Problem to solve: Extract the complete listing and output it unchanged.

Given data:
___
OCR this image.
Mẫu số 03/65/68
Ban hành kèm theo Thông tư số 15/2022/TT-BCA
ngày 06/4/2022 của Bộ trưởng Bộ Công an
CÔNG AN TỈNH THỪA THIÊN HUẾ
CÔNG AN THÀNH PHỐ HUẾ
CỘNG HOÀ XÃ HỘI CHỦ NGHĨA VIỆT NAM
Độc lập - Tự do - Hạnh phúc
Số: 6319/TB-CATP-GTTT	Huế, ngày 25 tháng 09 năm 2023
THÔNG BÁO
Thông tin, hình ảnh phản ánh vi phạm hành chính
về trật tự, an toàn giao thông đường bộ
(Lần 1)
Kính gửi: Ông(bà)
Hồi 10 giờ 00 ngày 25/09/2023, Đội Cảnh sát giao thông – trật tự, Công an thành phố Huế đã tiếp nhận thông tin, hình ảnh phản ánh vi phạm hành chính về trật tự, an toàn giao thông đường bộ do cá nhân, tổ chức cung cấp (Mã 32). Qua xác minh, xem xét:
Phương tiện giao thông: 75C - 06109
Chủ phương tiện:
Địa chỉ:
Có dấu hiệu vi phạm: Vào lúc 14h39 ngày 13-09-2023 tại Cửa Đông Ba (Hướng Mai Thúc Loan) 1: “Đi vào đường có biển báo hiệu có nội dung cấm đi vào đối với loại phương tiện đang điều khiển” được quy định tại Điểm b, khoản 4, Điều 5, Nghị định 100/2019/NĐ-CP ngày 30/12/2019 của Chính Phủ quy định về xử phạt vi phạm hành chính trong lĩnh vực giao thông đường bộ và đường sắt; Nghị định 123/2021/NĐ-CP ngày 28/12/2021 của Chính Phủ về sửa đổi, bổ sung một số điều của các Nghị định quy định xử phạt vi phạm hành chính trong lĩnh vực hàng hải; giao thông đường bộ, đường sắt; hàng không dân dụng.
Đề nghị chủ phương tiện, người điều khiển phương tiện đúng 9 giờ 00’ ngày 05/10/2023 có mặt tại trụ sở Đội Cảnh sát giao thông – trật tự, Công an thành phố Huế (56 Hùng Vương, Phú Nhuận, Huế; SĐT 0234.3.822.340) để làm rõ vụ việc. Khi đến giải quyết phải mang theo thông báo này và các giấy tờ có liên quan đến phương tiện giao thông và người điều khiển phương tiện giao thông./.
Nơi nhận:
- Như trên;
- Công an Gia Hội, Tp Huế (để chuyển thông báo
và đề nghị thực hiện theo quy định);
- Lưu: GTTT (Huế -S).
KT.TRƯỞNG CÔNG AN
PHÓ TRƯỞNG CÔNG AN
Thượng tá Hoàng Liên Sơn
___
Response below:
OCR this image.
Mẫu số 03/65/68
Ban hành kèm theo Thông tư số 15/2022/TT-BCA
ngày 06/4/2022 của Bộ trưởng Bộ Công an
CÔNG AN TỈNH THỪA THIÊN HUẾ
CÔNG AN THÀNH PHỐ HUẾ
CỘNG HOÀ XÃ HỘI CHỦ NGHĨA VIỆT NAM
Độc lập - Tự do - Hạnh phúc
Số: 6319/TB-CATP-GTTT	Huế, ngày 25 tháng 09 năm 2023
THÔNG BÁO
Thông tin, hình ảnh phản ánh vi phạm hành chính
về trật tự, an toàn giao thông đường bộ
(Lần 1)
Kính gửi: Ông(bà)
Hồi 10 giờ 00 ngày 25/09/2023, Đội Cảnh sát giao thông – trật tự, Công an thành phố Huế đã tiếp nhận thông tin, hình ảnh phản ánh vi phạm hành chính về trật tự, an toàn giao thông đường bộ do cá nhân, tổ chức cung cấp (Mã 32). Qua xác minh, xem xét:
Phương tiện giao thông: 75C - 06109
Chủ phương tiện:
Địa chỉ:
Có dấu hiệu vi phạm: Vào lúc 14h39 ngày 13-09-2023 tại Cửa Đông Ba (Hướng Mai Thúc Loan) 1: “Đi vào đường có biển báo hiệu có nội dung cấm đi vào đối với loại phương tiện đang điều khiển” được quy định tại Điểm b, khoản 4, Điều 5, Nghị định 100/2019/NĐ-CP ngày 30/12/2019 của Chính Phủ quy định về xử phạt vi phạm hành chính trong lĩnh vực giao thông đường bộ và đường sắt; Nghị định 123/2021/NĐ-CP ngày 28/12/2021 của Chính Phủ về sửa đổi, bổ sung một số điều của các Nghị định quy định xử phạt vi phạm hành chính trong lĩnh vực hàng hải; giao thông đường bộ, đường sắt; hàng không dân dụng.
Đề nghị chủ phương tiện, người điều khiển phương tiện đúng 9 giờ 00’ ngày 05/10/2023 có mặt tại trụ sở Đội Cảnh sát giao thông – trật tự, Công an thành phố Huế (56 Hùng Vương, Phú Nhuận, Huế; SĐT 0234.3.822.340) để làm rõ vụ việc. Khi đến giải quyết phải mang theo thông báo này và các giấy tờ có liên quan đến phương tiện giao thông và người điều khiển phương tiện giao thông./.
Nơi nhận:
- Như trên;
- Công an Gia Hội, Tp Huế (để chuyển thông báo
và đề nghị thực hiện theo quy định);
- Lưu: GTTT (Huế -S).
KT.TRƯỞNG CÔNG AN
PHÓ TRƯỞNG CÔNG AN
Thượng tá Hoàng Liên Sơn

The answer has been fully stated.